## RECORDS PROVIDED
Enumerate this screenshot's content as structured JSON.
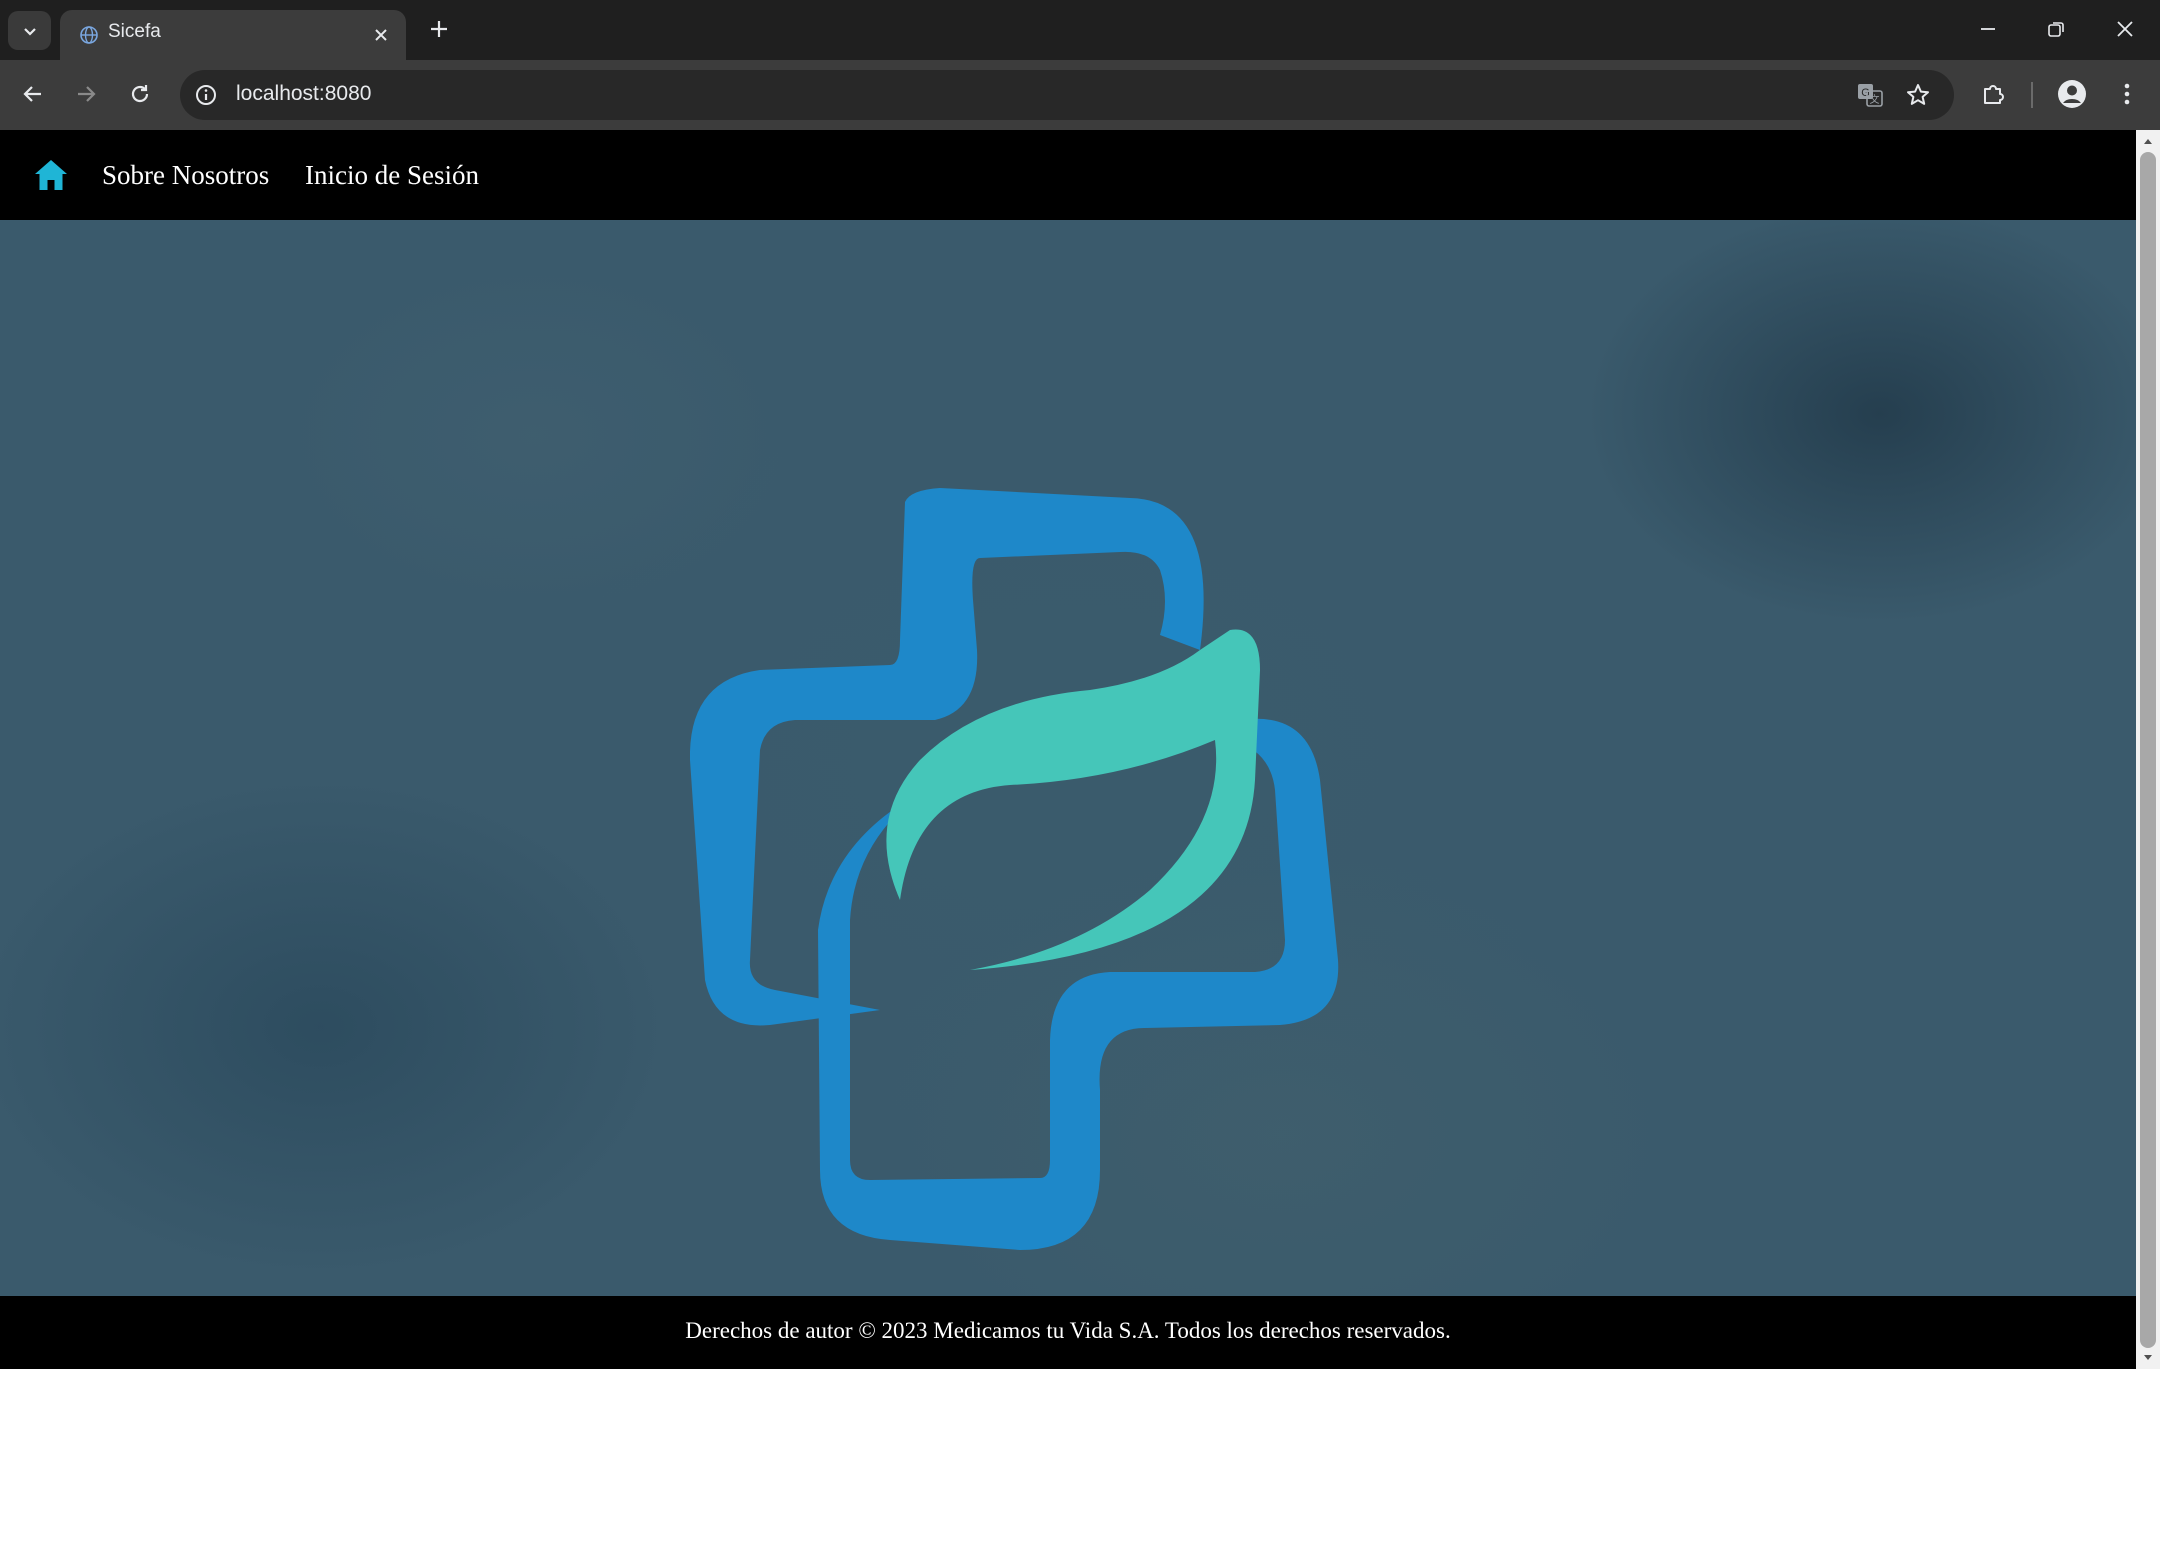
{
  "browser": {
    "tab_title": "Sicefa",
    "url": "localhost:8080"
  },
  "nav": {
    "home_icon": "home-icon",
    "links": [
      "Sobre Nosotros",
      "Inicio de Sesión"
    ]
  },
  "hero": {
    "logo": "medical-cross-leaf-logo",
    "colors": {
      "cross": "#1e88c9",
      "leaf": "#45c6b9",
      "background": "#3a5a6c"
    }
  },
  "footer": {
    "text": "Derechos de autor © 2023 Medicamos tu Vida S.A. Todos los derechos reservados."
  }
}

## INSTRUCTIONS FOR THE TASK
All of the entries need to be transcribed word for word; pictures are left out.

## SOLUTION
Enumerate this screenshot's content as structured JSON.
{
  "browser": {
    "tab_title": "Sicefa",
    "url": "localhost:8080"
  },
  "nav": {
    "home_icon": "home-icon",
    "links": [
      "Sobre Nosotros",
      "Inicio de Sesión"
    ]
  },
  "hero": {
    "logo": "medical-cross-leaf-logo",
    "colors": {
      "cross": "#1e88c9",
      "leaf": "#45c6b9",
      "background": "#3a5a6c"
    }
  },
  "footer": {
    "text": "Derechos de autor © 2023 Medicamos tu Vida S.A. Todos los derechos reservados."
  }
}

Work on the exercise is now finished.